- _Problem details_:
Count the lines in the entries below that include the word "into". Give nothing but the number.

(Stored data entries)
☆ ☆ ☆ ☆ ☆

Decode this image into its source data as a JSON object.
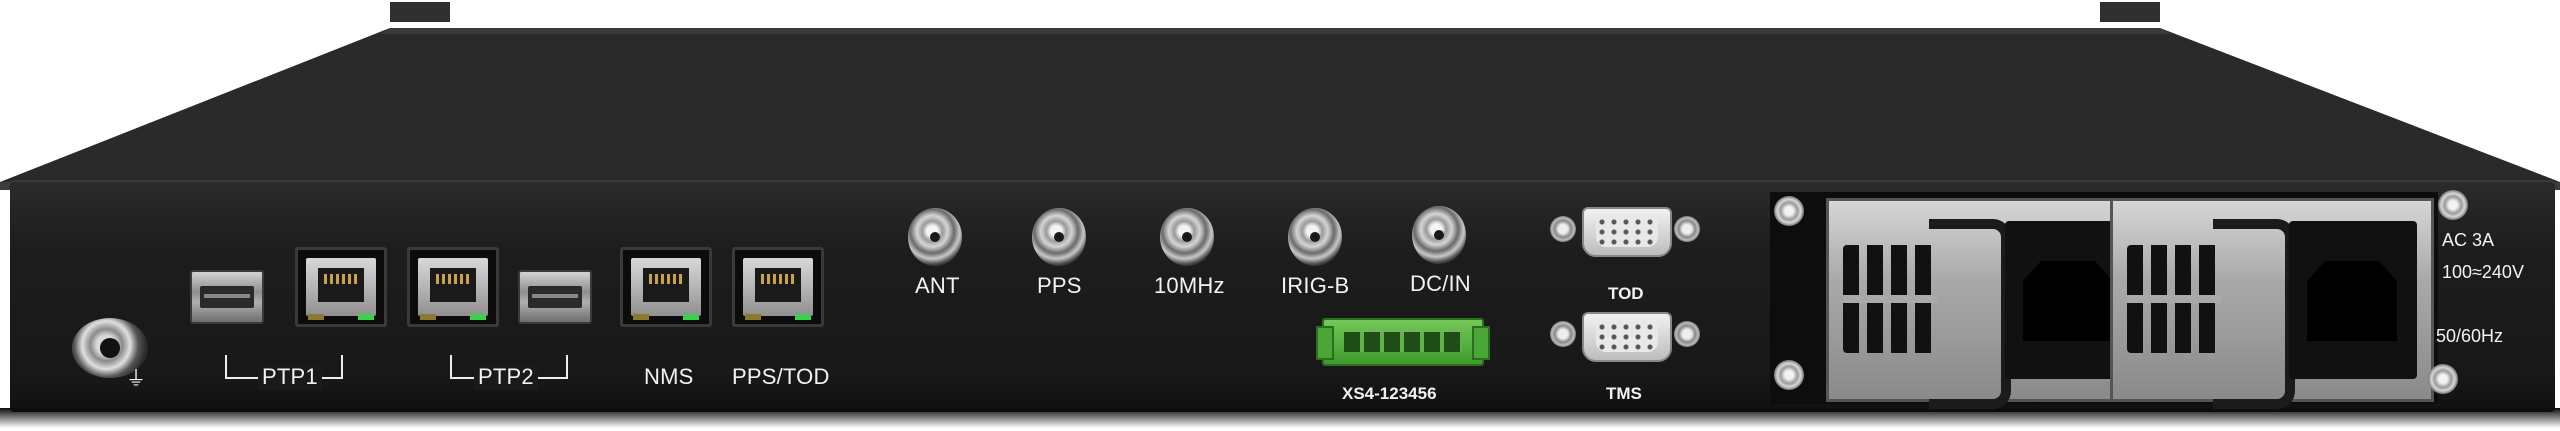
{
  "ports": {
    "ptp1": "PTP1",
    "ptp2": "PTP2",
    "nms": "NMS",
    "pps_tod": "PPS/TOD"
  },
  "bnc": {
    "ant": "ANT",
    "pps": "PPS",
    "mhz10": "10MHz",
    "irigb": "IRIG-B",
    "dcin": "DC/IN"
  },
  "serial": {
    "tod": "TOD",
    "tms": "TMS"
  },
  "terminal_block": {
    "label": "XS4-123456"
  },
  "power": {
    "ac": "AC  3A",
    "range": "100≈240V",
    "freq": "50/60Hz"
  },
  "icons": {
    "ground": "ground-symbol-icon"
  }
}
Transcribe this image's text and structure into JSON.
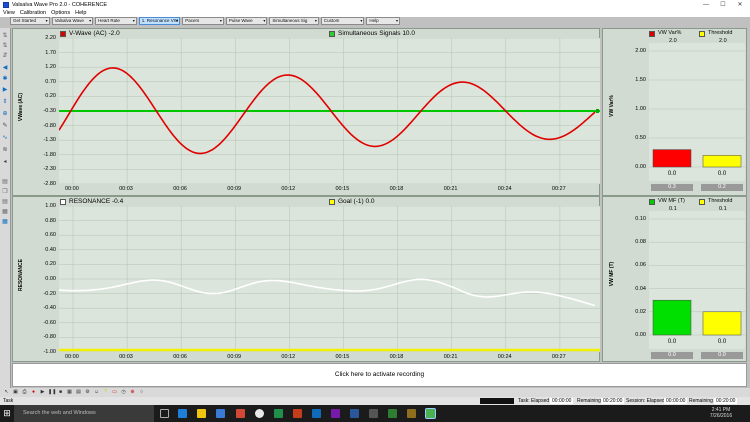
{
  "window": {
    "title": "Valsalva Wave Pro 2.0 - COHERENCE",
    "min": "—",
    "max": "☐",
    "close": "✕"
  },
  "menu": [
    "View",
    "Calibration",
    "Options",
    "Help"
  ],
  "tabs": [
    {
      "label": "Get Started",
      "active": false
    },
    {
      "label": "Valsalva Wave",
      "active": false
    },
    {
      "label": "Heart Rate",
      "active": false
    },
    {
      "label": "1. Resonance VW",
      "active": true
    },
    {
      "label": "Pacers",
      "active": false
    },
    {
      "label": "Pulse Wave",
      "active": false
    },
    {
      "label": "Simultaneous Sig",
      "active": false
    },
    {
      "label": "Custom",
      "active": false
    },
    {
      "label": "Help",
      "active": false
    }
  ],
  "vwave": {
    "title": "V-Wave (AC) -2.0",
    "signal_title": "Simultaneous Signals 10.0",
    "ylabel": "VWave (AC)",
    "yticks": [
      "2.20",
      "1.70",
      "1.20",
      "0.70",
      "0.20",
      "-0.30",
      "-0.80",
      "-1.30",
      "-1.80",
      "-2.30",
      "-2.80"
    ],
    "xticks": [
      "00:00",
      "00:03",
      "00:06",
      "00:09",
      "00:12",
      "00:15",
      "00:18",
      "00:21",
      "00:24",
      "00:27"
    ],
    "line_color": "#e00000",
    "baseline_color": "#00c800"
  },
  "resonance": {
    "title": "RESONANCE -0.4",
    "goal_title": "Goal (-1) 0.0",
    "ylabel": "RESONANCE",
    "yticks": [
      "1.00",
      "0.80",
      "0.60",
      "0.40",
      "0.20",
      "0.00",
      "-0.20",
      "-0.40",
      "-0.60",
      "-0.80",
      "-1.00"
    ],
    "xticks": [
      "00:00",
      "00:03",
      "00:06",
      "00:09",
      "00:12",
      "00:15",
      "00:18",
      "00:21",
      "00:24",
      "00:27"
    ],
    "line_color": "#ffffff",
    "goal_color": "#f0f000"
  },
  "vwvar": {
    "label1": "VW Var%",
    "val1": "2.0",
    "label2": "Threshold",
    "val2": "2.0",
    "ylabel": "VW Var%",
    "yticks": [
      "2.00",
      "1.50",
      "1.00",
      "0.50",
      "0.00"
    ],
    "bars": [
      {
        "value": 0.3,
        "label": "0.0",
        "footer": "0.3",
        "color": "#ff0000"
      },
      {
        "value": 0.2,
        "label": "0.0",
        "footer": "0.2",
        "color": "#ffff00"
      }
    ],
    "ymax": 2.0
  },
  "vwmf": {
    "label1": "VW MF (T)",
    "val1": "0.1",
    "label2": "Threshold",
    "val2": "0.1",
    "ylabel": "VW MF (T)",
    "yticks": [
      "0.10",
      "0.08",
      "0.06",
      "0.04",
      "0.02",
      "0.00"
    ],
    "bars": [
      {
        "value": 0.03,
        "label": "0.0",
        "footer": "0.0",
        "color": "#00e000"
      },
      {
        "value": 0.02,
        "label": "0.0",
        "footer": "0.0",
        "color": "#ffff00"
      }
    ],
    "ymax": 0.1
  },
  "record": {
    "label": "Click here to activate recording"
  },
  "status": {
    "task": "Task",
    "task_elapsed_label": "Task: Elapsed",
    "task_elapsed": "00:00:00",
    "remaining_label": "Remaining",
    "remaining": "00:20:00",
    "session_label": "Session: Elapsed",
    "session_elapsed": "00:00:00",
    "session_remaining_label": "Remaining",
    "session_remaining": "00:20:00"
  },
  "taskbar": {
    "search_placeholder": "Search the web and Windows",
    "time": "2:41 PM",
    "date": "7/26/2016"
  }
}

☆ ☆ ☆ ☆ ☆

- _Task response_:
2